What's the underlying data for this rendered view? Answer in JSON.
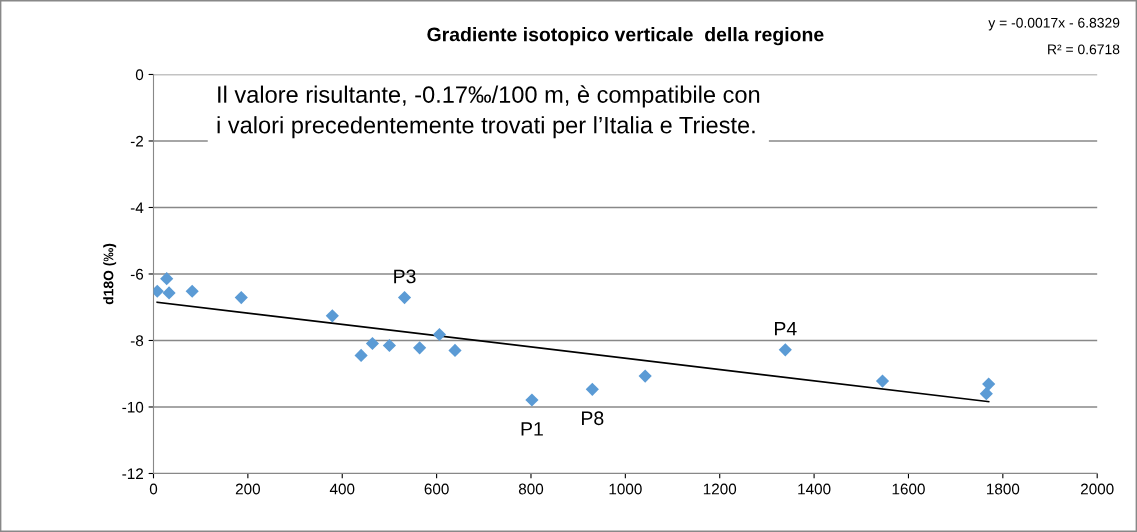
{
  "chart_data": {
    "type": "scatter",
    "title": "Gradiente isotopico verticale  della regione",
    "ylabel": "d18O (‰)",
    "x": [
      8,
      28,
      33,
      82,
      186,
      379,
      440,
      464,
      500,
      532,
      564,
      606,
      639,
      802,
      930,
      1042,
      1339,
      1545,
      1770,
      1765
    ],
    "series": [
      {
        "color": "#5b9bd5",
        "values": [
          -6.52,
          -6.14,
          -6.57,
          -6.52,
          -6.71,
          -7.26,
          -8.45,
          -8.09,
          -8.15,
          -6.71,
          -8.22,
          -7.82,
          -8.3,
          -9.79,
          -9.47,
          -9.07,
          -8.28,
          -9.22,
          -9.31,
          -9.6
        ],
        "marker": "diamond"
      },
      {
        "type": "line",
        "color": "#000000",
        "x": [
          8,
          1770
        ],
        "values": [
          -6.85,
          -9.84
        ],
        "marker": "none",
        "line_style": "solid"
      }
    ],
    "xlim": [
      0,
      2000
    ],
    "xticks": [
      0,
      200,
      400,
      600,
      800,
      1000,
      1200,
      1400,
      1600,
      1800,
      2000
    ],
    "ylim": [
      -12,
      0
    ],
    "yticks": [
      -12,
      -10,
      -8,
      -6,
      -4,
      -2,
      0
    ],
    "grid": "y",
    "legend": false,
    "annotations": [
      "y = -0.0017x - 6.8329",
      "R² = 0.6718",
      "Il valore risultante, -0.17‰/100 m, è compatibile con\ni valori precedentemente trovati per l’Italia e Trieste.",
      {
        "text": "P3",
        "x": 532,
        "y": -6.71
      },
      {
        "text": "P1",
        "x": 802,
        "y": -9.79
      },
      {
        "text": "P8",
        "x": 930,
        "y": -9.47
      },
      {
        "text": "P4",
        "x": 1339,
        "y": -8.28
      }
    ]
  }
}
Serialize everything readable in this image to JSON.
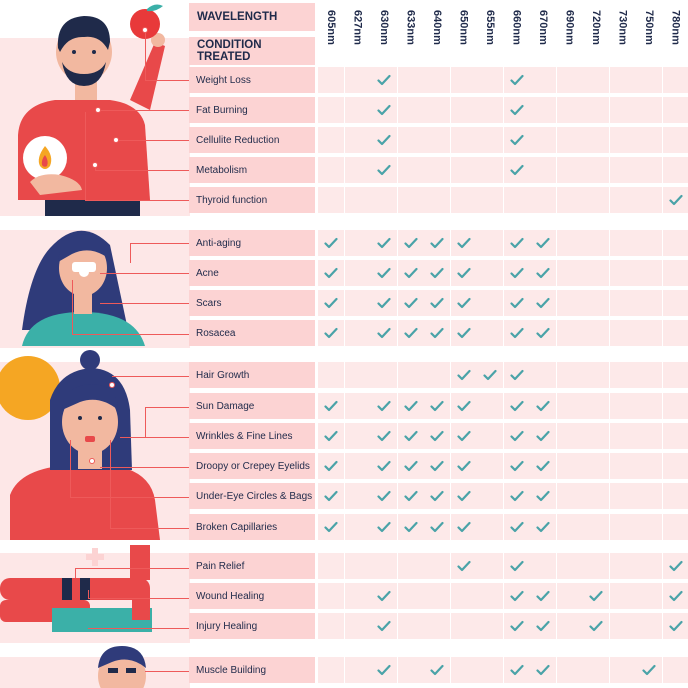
{
  "header": {
    "wavelength_label": "WAVELENGTH",
    "condition_label": "CONDITION TREATED"
  },
  "wavelengths": [
    "605nm",
    "627nm",
    "630nm",
    "633nm",
    "640nm",
    "650nm",
    "655nm",
    "660nm",
    "670nm",
    "690nm",
    "720nm",
    "730nm",
    "750nm",
    "780nm"
  ],
  "colors": {
    "accent": "#ee5a5a",
    "check": "#4aa3a8",
    "text": "#1f2a4a",
    "label_bg": "#fcd3d3",
    "cell_bg": "#fde9e9"
  },
  "groups": [
    {
      "name": "weight",
      "rows": [
        {
          "label": "Weight Loss",
          "checks": [
            "630nm",
            "660nm"
          ]
        },
        {
          "label": "Fat Burning",
          "checks": [
            "630nm",
            "660nm"
          ]
        },
        {
          "label": "Cellulite Reduction",
          "checks": [
            "630nm",
            "660nm"
          ]
        },
        {
          "label": "Metabolism",
          "checks": [
            "630nm",
            "660nm"
          ]
        },
        {
          "label": "Thyroid function",
          "checks": [
            "780nm"
          ]
        }
      ]
    },
    {
      "name": "skin",
      "rows": [
        {
          "label": "Anti-aging",
          "checks": [
            "605nm",
            "630nm",
            "633nm",
            "640nm",
            "650nm",
            "660nm",
            "670nm"
          ]
        },
        {
          "label": "Acne",
          "checks": [
            "605nm",
            "630nm",
            "633nm",
            "640nm",
            "650nm",
            "660nm",
            "670nm"
          ]
        },
        {
          "label": "Scars",
          "checks": [
            "605nm",
            "630nm",
            "633nm",
            "640nm",
            "650nm",
            "660nm",
            "670nm"
          ]
        },
        {
          "label": "Rosacea",
          "checks": [
            "605nm",
            "630nm",
            "633nm",
            "640nm",
            "650nm",
            "660nm",
            "670nm"
          ]
        }
      ]
    },
    {
      "name": "face",
      "rows": [
        {
          "label": "Hair Growth",
          "checks": [
            "650nm",
            "655nm",
            "660nm"
          ]
        },
        {
          "label": "Sun Damage",
          "checks": [
            "605nm",
            "630nm",
            "633nm",
            "640nm",
            "650nm",
            "660nm",
            "670nm"
          ]
        },
        {
          "label": "Wrinkles & Fine Lines",
          "checks": [
            "605nm",
            "630nm",
            "633nm",
            "640nm",
            "650nm",
            "660nm",
            "670nm"
          ]
        },
        {
          "label": "Droopy or Crepey Eyelids",
          "checks": [
            "605nm",
            "630nm",
            "633nm",
            "640nm",
            "650nm",
            "660nm",
            "670nm"
          ]
        },
        {
          "label": "Under-Eye Circles & Bags",
          "checks": [
            "605nm",
            "630nm",
            "633nm",
            "640nm",
            "650nm",
            "660nm",
            "670nm"
          ]
        },
        {
          "label": "Broken Capillaries",
          "checks": [
            "605nm",
            "630nm",
            "633nm",
            "640nm",
            "650nm",
            "660nm",
            "670nm"
          ]
        }
      ]
    },
    {
      "name": "injury",
      "rows": [
        {
          "label": "Pain Relief",
          "checks": [
            "650nm",
            "660nm",
            "780nm"
          ]
        },
        {
          "label": "Wound Healing",
          "checks": [
            "630nm",
            "660nm",
            "670nm",
            "720nm",
            "780nm"
          ]
        },
        {
          "label": "Injury Healing",
          "checks": [
            "630nm",
            "660nm",
            "670nm",
            "720nm",
            "780nm"
          ]
        }
      ]
    },
    {
      "name": "muscle",
      "rows": [
        {
          "label": "Muscle Building",
          "checks": [
            "630nm",
            "640nm",
            "660nm",
            "670nm",
            "750nm"
          ]
        }
      ]
    }
  ]
}
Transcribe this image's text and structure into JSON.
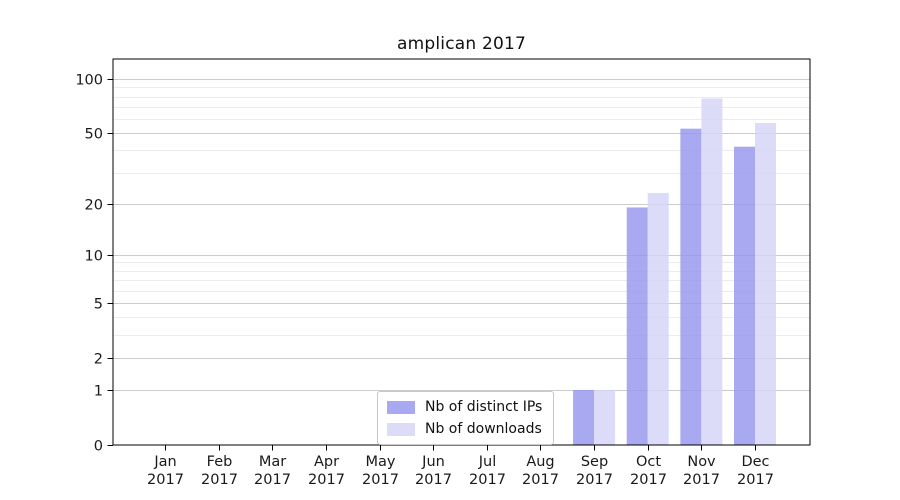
{
  "chart_data": {
    "type": "bar",
    "title": "amplican 2017",
    "categories": [
      "Jan",
      "Feb",
      "Mar",
      "Apr",
      "May",
      "Jun",
      "Jul",
      "Aug",
      "Sep",
      "Oct",
      "Nov",
      "Dec"
    ],
    "category_year": "2017",
    "series": [
      {
        "name": "Nb of distinct IPs",
        "color": "#9696ef",
        "values": [
          0,
          0,
          0,
          0,
          0,
          0,
          0,
          0,
          1,
          19,
          53,
          42
        ]
      },
      {
        "name": "Nb of downloads",
        "color": "#d4d4f8",
        "values": [
          0,
          0,
          0,
          0,
          0,
          0,
          0,
          0,
          1,
          23,
          78,
          57
        ]
      }
    ],
    "bar_opacity": 0.82,
    "xlabel": "",
    "ylabel": "",
    "y_scale": "log1p",
    "ylim": [
      0,
      130
    ],
    "y_ticks": [
      0,
      1,
      2,
      5,
      10,
      20,
      50,
      100
    ],
    "y_minor_ticks": [
      3,
      4,
      6,
      7,
      8,
      9,
      30,
      40,
      60,
      70,
      80,
      90
    ],
    "grid": true,
    "legend_position": "bottom-center"
  },
  "colors": {
    "grid_major": "#cccccc",
    "grid_minor": "#ececec",
    "spine": "#000000",
    "tick_text": "#1a1a1a",
    "background": "#ffffff"
  }
}
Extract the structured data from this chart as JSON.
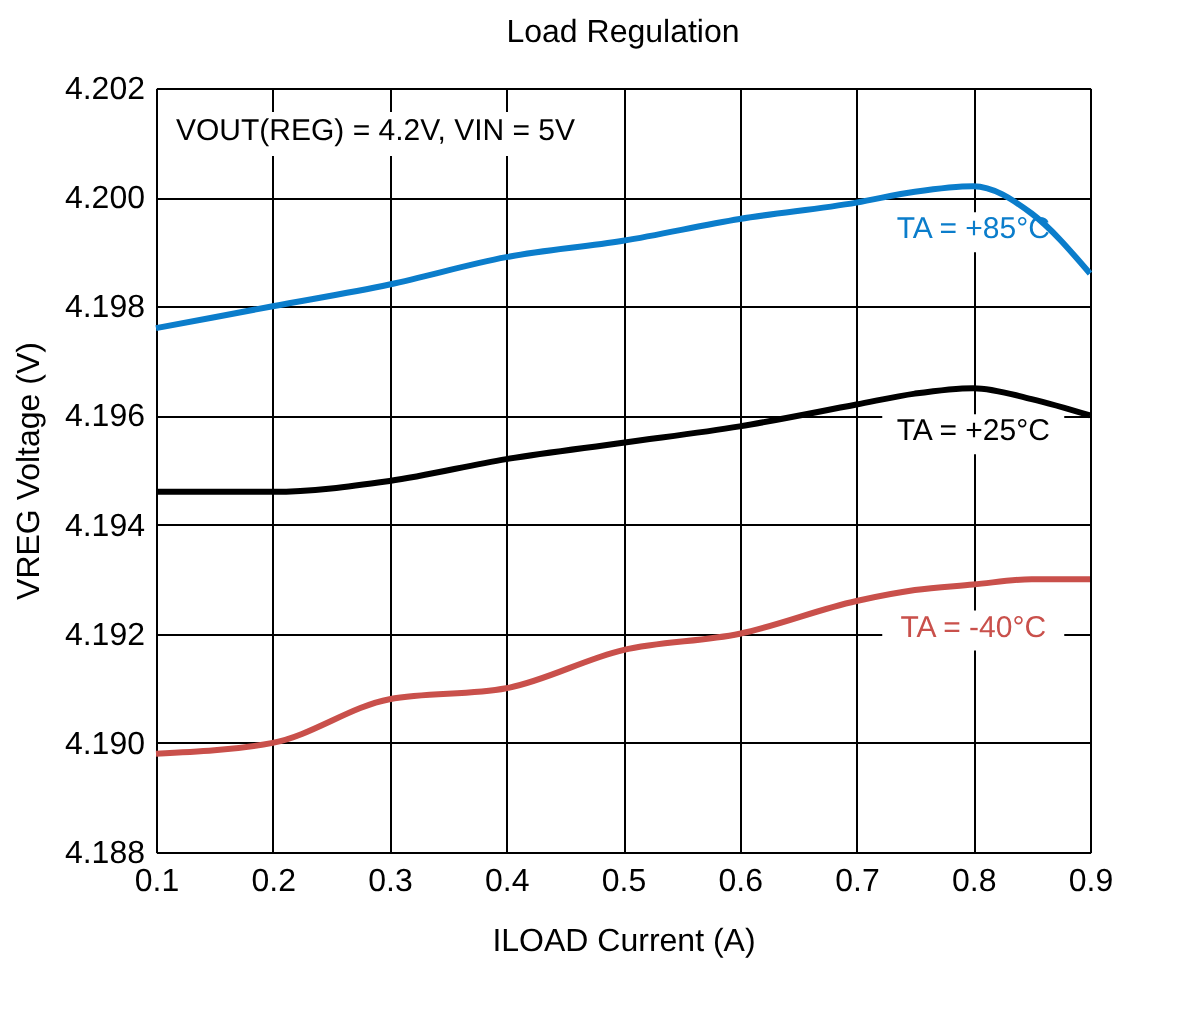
{
  "chart_data": {
    "type": "line",
    "title": "Load Regulation",
    "xlabel": "ILOAD Current (A)",
    "ylabel": "VREG Voltage (V)",
    "x": [
      0.1,
      0.2,
      0.3,
      0.4,
      0.5,
      0.6,
      0.7,
      0.75,
      0.8,
      0.85,
      0.9
    ],
    "series": [
      {
        "name": "TA = +85°C",
        "color": "#0b7dcb",
        "values": [
          4.1976,
          4.198,
          4.1984,
          4.1989,
          4.1992,
          4.1996,
          4.1999,
          4.2001,
          4.2002,
          4.1997,
          4.1986
        ]
      },
      {
        "name": "TA = +25°C",
        "color": "#000000",
        "values": [
          4.1946,
          4.1946,
          4.1948,
          4.1952,
          4.1955,
          4.1958,
          4.1962,
          4.1964,
          4.1965,
          4.1963,
          4.196
        ]
      },
      {
        "name": "TA = -40°C",
        "color": "#c9504b",
        "values": [
          4.1898,
          4.19,
          4.1908,
          4.191,
          4.1917,
          4.192,
          4.1926,
          4.1928,
          4.1929,
          4.193,
          4.193
        ]
      }
    ],
    "annotations": [
      "VOUT(REG) = 4.2V, VIN = 5V"
    ],
    "xlim": [
      0.1,
      0.9
    ],
    "xticks": [
      0.1,
      0.2,
      0.3,
      0.4,
      0.5,
      0.6,
      0.7,
      0.8,
      0.9
    ],
    "ylim": [
      4.188,
      4.202
    ],
    "yticks": [
      4.188,
      {
        "value": 4.19,
        "label": "4.190"
      },
      4.192,
      4.194,
      4.196,
      4.198,
      {
        "value": 4.2,
        "label": "4.200"
      },
      4.202
    ],
    "grid": true,
    "legend": false,
    "marker": "none",
    "line_style": "solid"
  }
}
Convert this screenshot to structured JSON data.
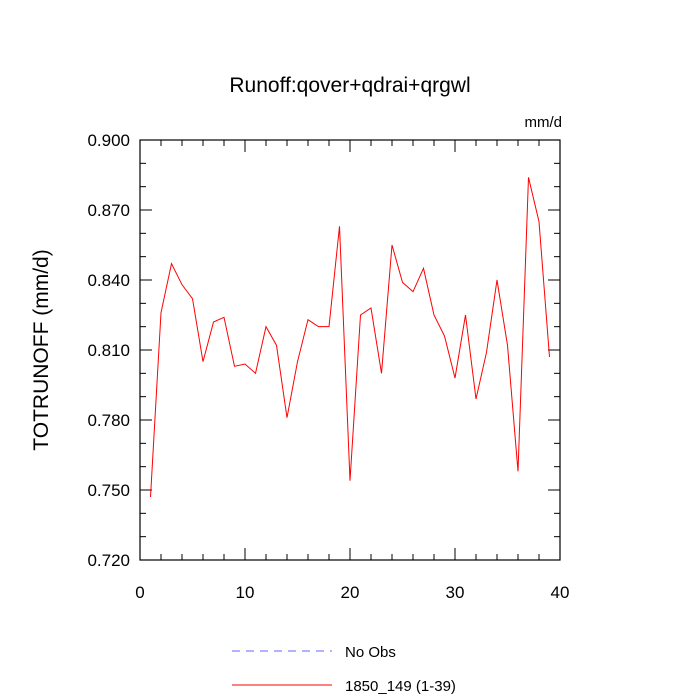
{
  "chart_data": {
    "type": "line",
    "title": "Runoff:qover+qdrai+qrgwl",
    "units": "mm/d",
    "ylabel": "TOTRUNOFF  (mm/d)",
    "xlabel": "",
    "xlim": [
      0,
      40
    ],
    "ylim": [
      0.72,
      0.9
    ],
    "x_ticks": [
      0,
      10,
      20,
      30,
      40
    ],
    "x_tick_labels": [
      "0",
      "10",
      "20",
      "30",
      "40"
    ],
    "y_ticks": [
      0.72,
      0.75,
      0.78,
      0.81,
      0.84,
      0.87,
      0.9
    ],
    "y_tick_labels": [
      "0.720",
      "0.750",
      "0.780",
      "0.810",
      "0.840",
      "0.870",
      "0.900"
    ],
    "grid": false,
    "legend_position": "bottom",
    "series": [
      {
        "name": "No Obs",
        "color": "#6666ff",
        "dash": true,
        "x": [],
        "values": []
      },
      {
        "name": "1850_149 (1-39)",
        "color": "#ff0000",
        "dash": false,
        "x": [
          1,
          2,
          3,
          4,
          5,
          6,
          7,
          8,
          9,
          10,
          11,
          12,
          13,
          14,
          15,
          16,
          17,
          18,
          19,
          20,
          21,
          22,
          23,
          24,
          25,
          26,
          27,
          28,
          29,
          30,
          31,
          32,
          33,
          34,
          35,
          36,
          37,
          38,
          39
        ],
        "values": [
          0.747,
          0.826,
          0.847,
          0.838,
          0.832,
          0.805,
          0.822,
          0.824,
          0.803,
          0.804,
          0.8,
          0.82,
          0.812,
          0.781,
          0.805,
          0.823,
          0.82,
          0.82,
          0.863,
          0.754,
          0.825,
          0.828,
          0.8,
          0.855,
          0.839,
          0.835,
          0.845,
          0.825,
          0.816,
          0.798,
          0.825,
          0.789,
          0.809,
          0.84,
          0.812,
          0.758,
          0.884,
          0.865,
          0.807
        ]
      }
    ]
  }
}
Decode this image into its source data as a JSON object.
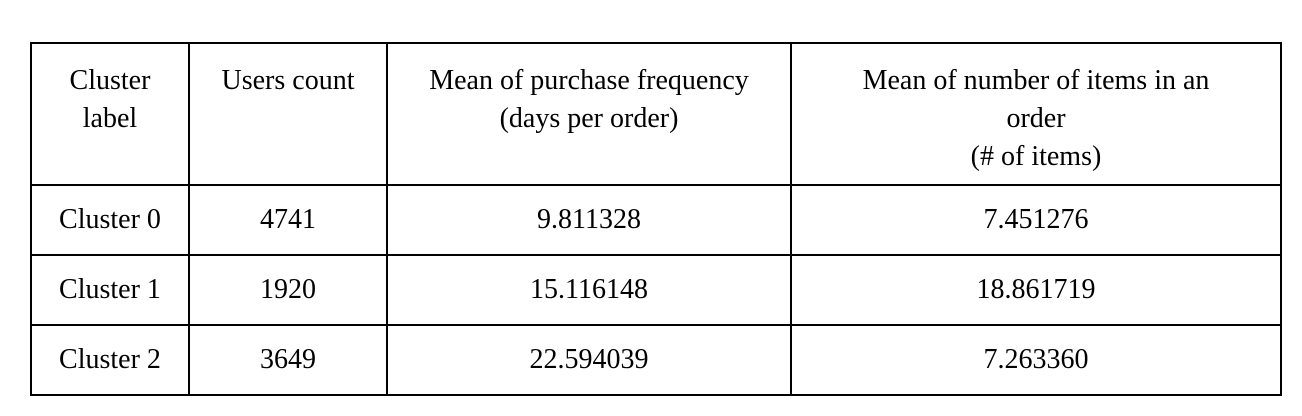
{
  "table": {
    "headers": [
      [
        "Cluster",
        "label"
      ],
      [
        "Users count"
      ],
      [
        "Mean of purchase frequency",
        "(days per order)"
      ],
      [
        "Mean of number of items in an",
        "order",
        "(# of items)"
      ]
    ],
    "rows": [
      [
        "Cluster 0",
        "4741",
        "9.811328",
        "7.451276"
      ],
      [
        "Cluster 1",
        "1920",
        "15.116148",
        "18.861719"
      ],
      [
        "Cluster 2",
        "3649",
        "22.594039",
        "7.263360"
      ]
    ]
  }
}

===

▶ [Challenge]: Copy all lines from the listing that contain "structured".

▶ [Full output]:
Extract the structured data from this chart as JSON.
Convert this screenshot to structured JSON data.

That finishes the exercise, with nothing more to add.